Items from a dataset:
******

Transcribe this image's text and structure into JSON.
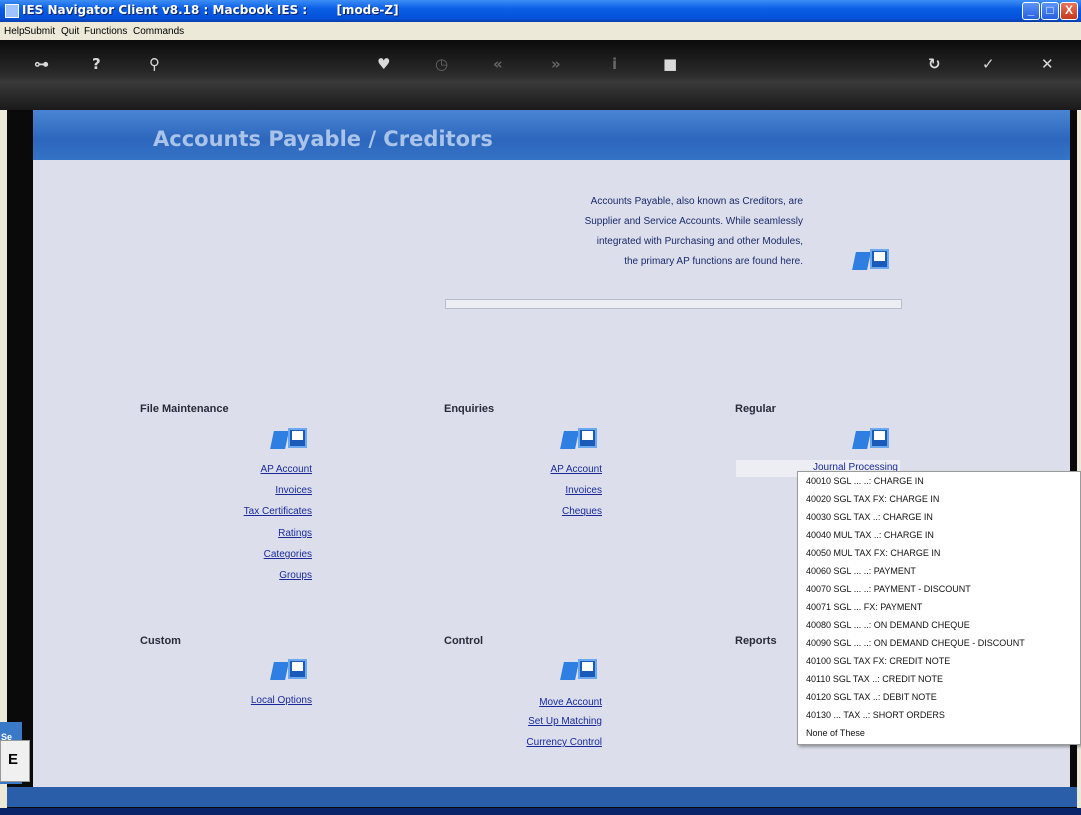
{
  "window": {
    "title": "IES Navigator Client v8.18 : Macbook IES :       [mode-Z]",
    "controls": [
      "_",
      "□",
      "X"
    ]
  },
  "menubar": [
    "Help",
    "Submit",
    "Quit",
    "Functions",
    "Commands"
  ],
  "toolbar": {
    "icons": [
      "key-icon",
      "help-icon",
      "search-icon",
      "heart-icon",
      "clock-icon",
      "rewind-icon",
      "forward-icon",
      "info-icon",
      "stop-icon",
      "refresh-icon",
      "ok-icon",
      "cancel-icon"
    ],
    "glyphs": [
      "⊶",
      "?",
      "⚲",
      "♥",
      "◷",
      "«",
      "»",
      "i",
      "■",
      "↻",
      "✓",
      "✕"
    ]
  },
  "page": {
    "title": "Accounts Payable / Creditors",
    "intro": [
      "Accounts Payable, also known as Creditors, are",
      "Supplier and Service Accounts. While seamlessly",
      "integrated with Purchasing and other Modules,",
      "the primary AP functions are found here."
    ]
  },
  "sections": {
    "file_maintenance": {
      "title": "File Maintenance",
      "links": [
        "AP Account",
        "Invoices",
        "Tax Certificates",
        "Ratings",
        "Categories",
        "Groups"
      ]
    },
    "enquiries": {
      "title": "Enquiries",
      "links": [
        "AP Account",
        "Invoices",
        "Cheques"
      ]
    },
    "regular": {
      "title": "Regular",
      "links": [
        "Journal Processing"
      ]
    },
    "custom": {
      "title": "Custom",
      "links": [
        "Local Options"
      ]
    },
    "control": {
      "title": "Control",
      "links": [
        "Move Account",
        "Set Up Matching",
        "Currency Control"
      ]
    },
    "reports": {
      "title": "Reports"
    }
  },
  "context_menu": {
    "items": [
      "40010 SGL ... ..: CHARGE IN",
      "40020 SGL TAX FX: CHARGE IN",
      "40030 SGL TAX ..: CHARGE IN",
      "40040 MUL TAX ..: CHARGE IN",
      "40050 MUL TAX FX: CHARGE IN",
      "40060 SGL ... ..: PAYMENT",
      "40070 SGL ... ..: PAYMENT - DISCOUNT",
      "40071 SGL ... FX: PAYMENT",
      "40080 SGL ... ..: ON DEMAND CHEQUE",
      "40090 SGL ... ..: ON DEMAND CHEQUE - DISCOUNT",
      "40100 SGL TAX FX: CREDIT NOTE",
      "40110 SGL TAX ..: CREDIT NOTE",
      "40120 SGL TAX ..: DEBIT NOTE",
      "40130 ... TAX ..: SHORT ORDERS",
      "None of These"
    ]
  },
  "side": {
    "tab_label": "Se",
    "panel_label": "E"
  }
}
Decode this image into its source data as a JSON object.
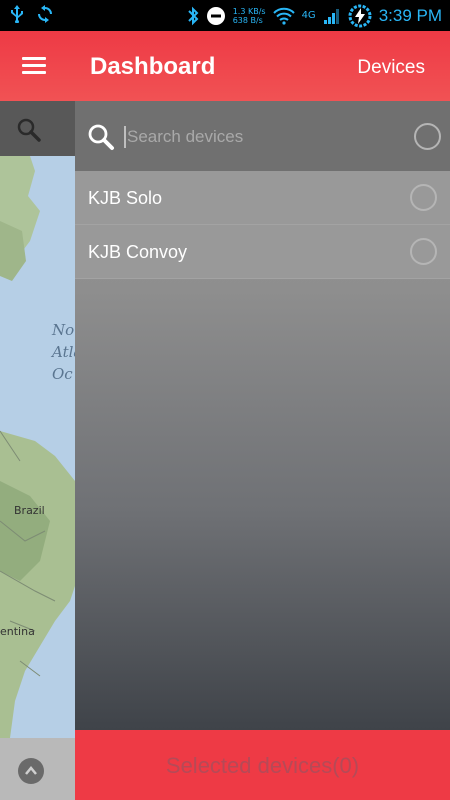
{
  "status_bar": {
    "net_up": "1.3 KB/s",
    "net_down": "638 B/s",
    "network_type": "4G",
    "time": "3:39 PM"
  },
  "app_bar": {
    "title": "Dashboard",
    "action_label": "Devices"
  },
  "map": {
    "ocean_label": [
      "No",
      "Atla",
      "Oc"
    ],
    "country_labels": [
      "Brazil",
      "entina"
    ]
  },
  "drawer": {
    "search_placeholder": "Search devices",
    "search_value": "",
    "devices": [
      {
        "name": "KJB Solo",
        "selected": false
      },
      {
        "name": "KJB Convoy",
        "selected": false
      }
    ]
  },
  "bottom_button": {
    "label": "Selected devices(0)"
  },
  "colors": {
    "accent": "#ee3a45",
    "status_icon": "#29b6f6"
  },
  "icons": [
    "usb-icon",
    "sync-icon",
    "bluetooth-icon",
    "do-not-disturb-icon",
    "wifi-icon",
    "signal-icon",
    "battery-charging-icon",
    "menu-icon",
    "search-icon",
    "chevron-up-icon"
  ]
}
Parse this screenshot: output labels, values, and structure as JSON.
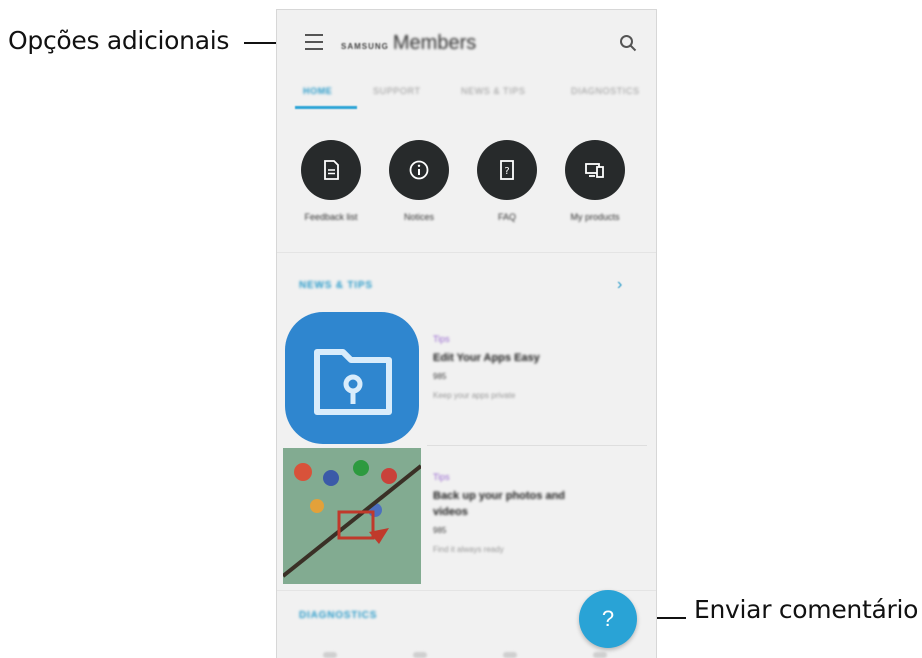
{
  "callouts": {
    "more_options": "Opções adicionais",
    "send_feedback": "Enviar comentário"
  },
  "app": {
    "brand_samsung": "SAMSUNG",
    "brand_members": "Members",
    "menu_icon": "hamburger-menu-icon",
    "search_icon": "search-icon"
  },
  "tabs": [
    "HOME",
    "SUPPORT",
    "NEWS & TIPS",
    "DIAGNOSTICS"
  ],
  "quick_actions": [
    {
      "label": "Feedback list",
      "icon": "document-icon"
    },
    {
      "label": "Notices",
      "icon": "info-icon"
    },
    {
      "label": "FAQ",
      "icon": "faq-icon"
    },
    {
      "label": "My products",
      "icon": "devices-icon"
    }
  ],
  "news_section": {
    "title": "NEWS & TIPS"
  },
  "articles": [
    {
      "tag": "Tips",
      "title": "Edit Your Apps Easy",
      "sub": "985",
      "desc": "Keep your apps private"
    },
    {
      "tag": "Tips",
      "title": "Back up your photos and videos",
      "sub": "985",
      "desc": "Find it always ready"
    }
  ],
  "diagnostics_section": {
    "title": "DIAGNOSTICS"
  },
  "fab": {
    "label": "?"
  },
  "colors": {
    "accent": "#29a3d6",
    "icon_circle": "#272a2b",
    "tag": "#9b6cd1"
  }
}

******

EXERCISE PROMPT>
Retype every entry verbatim and exclude the pictures from the copy.

RESPONSE>
Transcribe this image's text and structure into JSON.
{
  "window": {
    "title": "IES Navigator Client v8.18 : Macbook IES :       [mode-Z]",
    "controls": [
      "_",
      "□",
      "X"
    ]
  },
  "menubar": [
    "Help",
    "Submit",
    "Quit",
    "Functions",
    "Commands"
  ],
  "toolbar": {
    "icons": [
      "key-icon",
      "help-icon",
      "search-icon",
      "heart-icon",
      "clock-icon",
      "rewind-icon",
      "forward-icon",
      "info-icon",
      "stop-icon",
      "refresh-icon",
      "ok-icon",
      "cancel-icon"
    ],
    "glyphs": [
      "⊶",
      "?",
      "⚲",
      "♥",
      "◷",
      "«",
      "»",
      "i",
      "■",
      "↻",
      "✓",
      "✕"
    ]
  },
  "page": {
    "title": "Accounts Payable / Creditors",
    "intro": [
      "Accounts Payable, also known as Creditors, are",
      "Supplier and Service Accounts. While seamlessly",
      "integrated with Purchasing and other Modules,",
      "the primary AP functions are found here."
    ]
  },
  "sections": {
    "file_maintenance": {
      "title": "File Maintenance",
      "links": [
        "AP Account",
        "Invoices",
        "Tax Certificates",
        "Ratings",
        "Categories",
        "Groups"
      ]
    },
    "enquiries": {
      "title": "Enquiries",
      "links": [
        "AP Account",
        "Invoices",
        "Cheques"
      ]
    },
    "regular": {
      "title": "Regular",
      "links": [
        "Journal Processing"
      ]
    },
    "custom": {
      "title": "Custom",
      "links": [
        "Local Options"
      ]
    },
    "control": {
      "title": "Control",
      "links": [
        "Move Account",
        "Set Up Matching",
        "Currency Control"
      ]
    },
    "reports": {
      "title": "Reports"
    }
  },
  "context_menu": {
    "items": [
      "40010 SGL ... ..: CHARGE IN",
      "40020 SGL TAX FX: CHARGE IN",
      "40030 SGL TAX ..: CHARGE IN",
      "40040 MUL TAX ..: CHARGE IN",
      "40050 MUL TAX FX: CHARGE IN",
      "40060 SGL ... ..: PAYMENT",
      "40070 SGL ... ..: PAYMENT - DISCOUNT",
      "40071 SGL ... FX: PAYMENT",
      "40080 SGL ... ..: ON DEMAND CHEQUE",
      "40090 SGL ... ..: ON DEMAND CHEQUE - DISCOUNT",
      "40100 SGL TAX FX: CREDIT NOTE",
      "40110 SGL TAX ..: CREDIT NOTE",
      "40120 SGL TAX ..: DEBIT NOTE",
      "40130 ... TAX ..: SHORT ORDERS",
      "None of These"
    ]
  },
  "side": {
    "tab_label": "Se",
    "panel_label": "E"
  }
}
Decode this image into its source data as a JSON object.
{
  "status_bar": {
    "net_up": "1.3 KB/s",
    "net_down": "638 B/s",
    "network_type": "4G",
    "time": "3:39 PM"
  },
  "app_bar": {
    "title": "Dashboard",
    "action_label": "Devices"
  },
  "map": {
    "ocean_label": [
      "No",
      "Atla",
      "Oc"
    ],
    "country_labels": [
      "Brazil",
      "entina"
    ]
  },
  "drawer": {
    "search_placeholder": "Search devices",
    "search_value": "",
    "devices": [
      {
        "name": "KJB Solo",
        "selected": false
      },
      {
        "name": "KJB Convoy",
        "selected": false
      }
    ]
  },
  "bottom_button": {
    "label": "Selected devices(0)"
  },
  "colors": {
    "accent": "#ee3a45",
    "status_icon": "#29b6f6"
  },
  "icons": [
    "usb-icon",
    "sync-icon",
    "bluetooth-icon",
    "do-not-disturb-icon",
    "wifi-icon",
    "signal-icon",
    "battery-charging-icon",
    "menu-icon",
    "search-icon",
    "chevron-up-icon"
  ]
}
Parse this screenshot: output labels, values, and structure as JSON.
{
  "callouts": {
    "more_options": "Opções adicionais",
    "send_feedback": "Enviar comentário"
  },
  "app": {
    "brand_samsung": "SAMSUNG",
    "brand_members": "Members",
    "menu_icon": "hamburger-menu-icon",
    "search_icon": "search-icon"
  },
  "tabs": [
    "HOME",
    "SUPPORT",
    "NEWS & TIPS",
    "DIAGNOSTICS"
  ],
  "quick_actions": [
    {
      "label": "Feedback list",
      "icon": "document-icon"
    },
    {
      "label": "Notices",
      "icon": "info-icon"
    },
    {
      "label": "FAQ",
      "icon": "faq-icon"
    },
    {
      "label": "My products",
      "icon": "devices-icon"
    }
  ],
  "news_section": {
    "title": "NEWS & TIPS"
  },
  "articles": [
    {
      "tag": "Tips",
      "title": "Edit Your Apps Easy",
      "sub": "985",
      "desc": "Keep your apps private"
    },
    {
      "tag": "Tips",
      "title": "Back up your photos and videos",
      "sub": "985",
      "desc": "Find it always ready"
    }
  ],
  "diagnostics_section": {
    "title": "DIAGNOSTICS"
  },
  "fab": {
    "label": "?"
  },
  "colors": {
    "accent": "#29a3d6",
    "icon_circle": "#272a2b",
    "tag": "#9b6cd1"
  }
}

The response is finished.